[Collected data]

╔══

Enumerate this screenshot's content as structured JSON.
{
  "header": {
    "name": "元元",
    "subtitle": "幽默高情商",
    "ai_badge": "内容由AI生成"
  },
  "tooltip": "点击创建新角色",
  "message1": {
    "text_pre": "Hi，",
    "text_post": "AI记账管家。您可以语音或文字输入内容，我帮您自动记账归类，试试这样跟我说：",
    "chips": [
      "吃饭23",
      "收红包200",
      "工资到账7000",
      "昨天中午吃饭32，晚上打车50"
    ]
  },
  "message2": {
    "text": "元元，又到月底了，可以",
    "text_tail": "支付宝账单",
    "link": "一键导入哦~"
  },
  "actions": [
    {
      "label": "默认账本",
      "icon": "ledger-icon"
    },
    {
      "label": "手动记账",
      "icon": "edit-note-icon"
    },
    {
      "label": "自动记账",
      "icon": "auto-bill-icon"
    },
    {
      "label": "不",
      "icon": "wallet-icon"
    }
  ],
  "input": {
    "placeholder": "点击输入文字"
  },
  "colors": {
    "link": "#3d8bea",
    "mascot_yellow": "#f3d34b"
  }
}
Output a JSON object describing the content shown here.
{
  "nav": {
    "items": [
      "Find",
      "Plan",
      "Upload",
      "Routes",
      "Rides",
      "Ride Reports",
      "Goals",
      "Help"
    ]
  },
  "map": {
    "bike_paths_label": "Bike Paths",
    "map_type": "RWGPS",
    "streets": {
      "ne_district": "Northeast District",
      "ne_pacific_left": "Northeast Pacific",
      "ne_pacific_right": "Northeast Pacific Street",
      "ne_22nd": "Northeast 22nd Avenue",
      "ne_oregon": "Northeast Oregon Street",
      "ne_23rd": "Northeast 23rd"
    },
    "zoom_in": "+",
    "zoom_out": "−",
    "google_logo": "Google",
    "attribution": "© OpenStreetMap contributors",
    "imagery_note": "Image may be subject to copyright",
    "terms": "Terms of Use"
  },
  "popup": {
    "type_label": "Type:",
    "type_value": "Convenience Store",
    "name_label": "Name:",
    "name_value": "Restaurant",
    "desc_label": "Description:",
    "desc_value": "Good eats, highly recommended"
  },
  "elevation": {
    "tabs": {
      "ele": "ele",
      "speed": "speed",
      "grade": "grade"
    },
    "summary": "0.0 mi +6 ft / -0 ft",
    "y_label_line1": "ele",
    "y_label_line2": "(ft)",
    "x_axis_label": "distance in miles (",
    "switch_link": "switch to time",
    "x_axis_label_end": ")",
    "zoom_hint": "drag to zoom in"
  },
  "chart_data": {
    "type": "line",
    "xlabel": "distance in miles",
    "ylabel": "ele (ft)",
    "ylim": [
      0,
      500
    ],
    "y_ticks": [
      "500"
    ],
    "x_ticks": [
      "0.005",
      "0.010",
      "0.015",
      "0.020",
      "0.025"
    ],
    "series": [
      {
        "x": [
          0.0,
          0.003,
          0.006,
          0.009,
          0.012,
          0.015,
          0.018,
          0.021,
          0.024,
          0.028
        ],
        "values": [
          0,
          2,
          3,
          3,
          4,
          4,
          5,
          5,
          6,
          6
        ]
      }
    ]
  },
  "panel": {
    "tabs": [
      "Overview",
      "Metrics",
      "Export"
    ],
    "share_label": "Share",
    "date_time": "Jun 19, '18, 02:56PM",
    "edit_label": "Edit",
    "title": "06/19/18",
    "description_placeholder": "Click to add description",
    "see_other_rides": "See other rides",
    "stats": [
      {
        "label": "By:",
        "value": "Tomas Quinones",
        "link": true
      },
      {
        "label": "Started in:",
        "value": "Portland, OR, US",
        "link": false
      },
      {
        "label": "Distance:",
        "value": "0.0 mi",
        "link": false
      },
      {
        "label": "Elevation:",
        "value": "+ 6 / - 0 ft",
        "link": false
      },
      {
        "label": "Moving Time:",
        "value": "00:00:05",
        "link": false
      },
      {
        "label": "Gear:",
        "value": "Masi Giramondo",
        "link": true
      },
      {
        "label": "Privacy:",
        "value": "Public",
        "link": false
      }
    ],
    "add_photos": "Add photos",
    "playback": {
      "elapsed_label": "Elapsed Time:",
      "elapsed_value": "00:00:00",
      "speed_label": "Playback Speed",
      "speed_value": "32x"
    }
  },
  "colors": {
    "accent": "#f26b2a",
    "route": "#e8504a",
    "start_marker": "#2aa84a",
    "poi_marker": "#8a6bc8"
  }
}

╚══

## Task instructions
Repeat all of the records above exactly as they appear.

## Task result
Enumerate this screenshot's content as structured JSON.
{
  "header": {
    "name": "元元",
    "subtitle": "幽默高情商",
    "ai_badge": "内容由AI生成"
  },
  "tooltip": "点击创建新角色",
  "message1": {
    "text_pre": "Hi，",
    "text_post": "AI记账管家。您可以语音或文字输入内容，我帮您自动记账归类，试试这样跟我说：",
    "chips": [
      "吃饭23",
      "收红包200",
      "工资到账7000",
      "昨天中午吃饭32，晚上打车50"
    ]
  },
  "message2": {
    "text": "元元，又到月底了，可以",
    "text_tail": "支付宝账单",
    "link": "一键导入哦~"
  },
  "actions": [
    {
      "label": "默认账本",
      "icon": "ledger-icon"
    },
    {
      "label": "手动记账",
      "icon": "edit-note-icon"
    },
    {
      "label": "自动记账",
      "icon": "auto-bill-icon"
    },
    {
      "label": "不",
      "icon": "wallet-icon"
    }
  ],
  "input": {
    "placeholder": "点击输入文字"
  },
  "colors": {
    "link": "#3d8bea",
    "mascot_yellow": "#f3d34b"
  }
}
Output a JSON object describing the content shown here.
{
  "nav": {
    "items": [
      "Find",
      "Plan",
      "Upload",
      "Routes",
      "Rides",
      "Ride Reports",
      "Goals",
      "Help"
    ]
  },
  "map": {
    "bike_paths_label": "Bike Paths",
    "map_type": "RWGPS",
    "streets": {
      "ne_district": "Northeast District",
      "ne_pacific_left": "Northeast Pacific",
      "ne_pacific_right": "Northeast Pacific Street",
      "ne_22nd": "Northeast 22nd Avenue",
      "ne_oregon": "Northeast Oregon Street",
      "ne_23rd": "Northeast 23rd"
    },
    "zoom_in": "+",
    "zoom_out": "−",
    "google_logo": "Google",
    "attribution": "© OpenStreetMap contributors",
    "imagery_note": "Image may be subject to copyright",
    "terms": "Terms of Use"
  },
  "popup": {
    "type_label": "Type:",
    "type_value": "Convenience Store",
    "name_label": "Name:",
    "name_value": "Restaurant",
    "desc_label": "Description:",
    "desc_value": "Good eats, highly recommended"
  },
  "elevation": {
    "tabs": {
      "ele": "ele",
      "speed": "speed",
      "grade": "grade"
    },
    "summary": "0.0 mi +6 ft / -0 ft",
    "y_label_line1": "ele",
    "y_label_line2": "(ft)",
    "x_axis_label": "distance in miles (",
    "switch_link": "switch to time",
    "x_axis_label_end": ")",
    "zoom_hint": "drag to zoom in"
  },
  "chart_data": {
    "type": "line",
    "xlabel": "distance in miles",
    "ylabel": "ele (ft)",
    "ylim": [
      0,
      500
    ],
    "y_ticks": [
      "500"
    ],
    "x_ticks": [
      "0.005",
      "0.010",
      "0.015",
      "0.020",
      "0.025"
    ],
    "series": [
      {
        "x": [
          0.0,
          0.003,
          0.006,
          0.009,
          0.012,
          0.015,
          0.018,
          0.021,
          0.024,
          0.028
        ],
        "values": [
          0,
          2,
          3,
          3,
          4,
          4,
          5,
          5,
          6,
          6
        ]
      }
    ]
  },
  "panel": {
    "tabs": [
      "Overview",
      "Metrics",
      "Export"
    ],
    "share_label": "Share",
    "date_time": "Jun 19, '18, 02:56PM",
    "edit_label": "Edit",
    "title": "06/19/18",
    "description_placeholder": "Click to add description",
    "see_other_rides": "See other rides",
    "stats": [
      {
        "label": "By:",
        "value": "Tomas Quinones",
        "link": true
      },
      {
        "label": "Started in:",
        "value": "Portland, OR, US",
        "link": false
      },
      {
        "label": "Distance:",
        "value": "0.0 mi",
        "link": false
      },
      {
        "label": "Elevation:",
        "value": "+ 6 / - 0 ft",
        "link": false
      },
      {
        "label": "Moving Time:",
        "value": "00:00:05",
        "link": false
      },
      {
        "label": "Gear:",
        "value": "Masi Giramondo",
        "link": true
      },
      {
        "label": "Privacy:",
        "value": "Public",
        "link": false
      }
    ],
    "add_photos": "Add photos",
    "playback": {
      "elapsed_label": "Elapsed Time:",
      "elapsed_value": "00:00:00",
      "speed_label": "Playback Speed",
      "speed_value": "32x"
    }
  },
  "colors": {
    "accent": "#f26b2a",
    "route": "#e8504a",
    "start_marker": "#2aa84a",
    "poi_marker": "#8a6bc8"
  }
}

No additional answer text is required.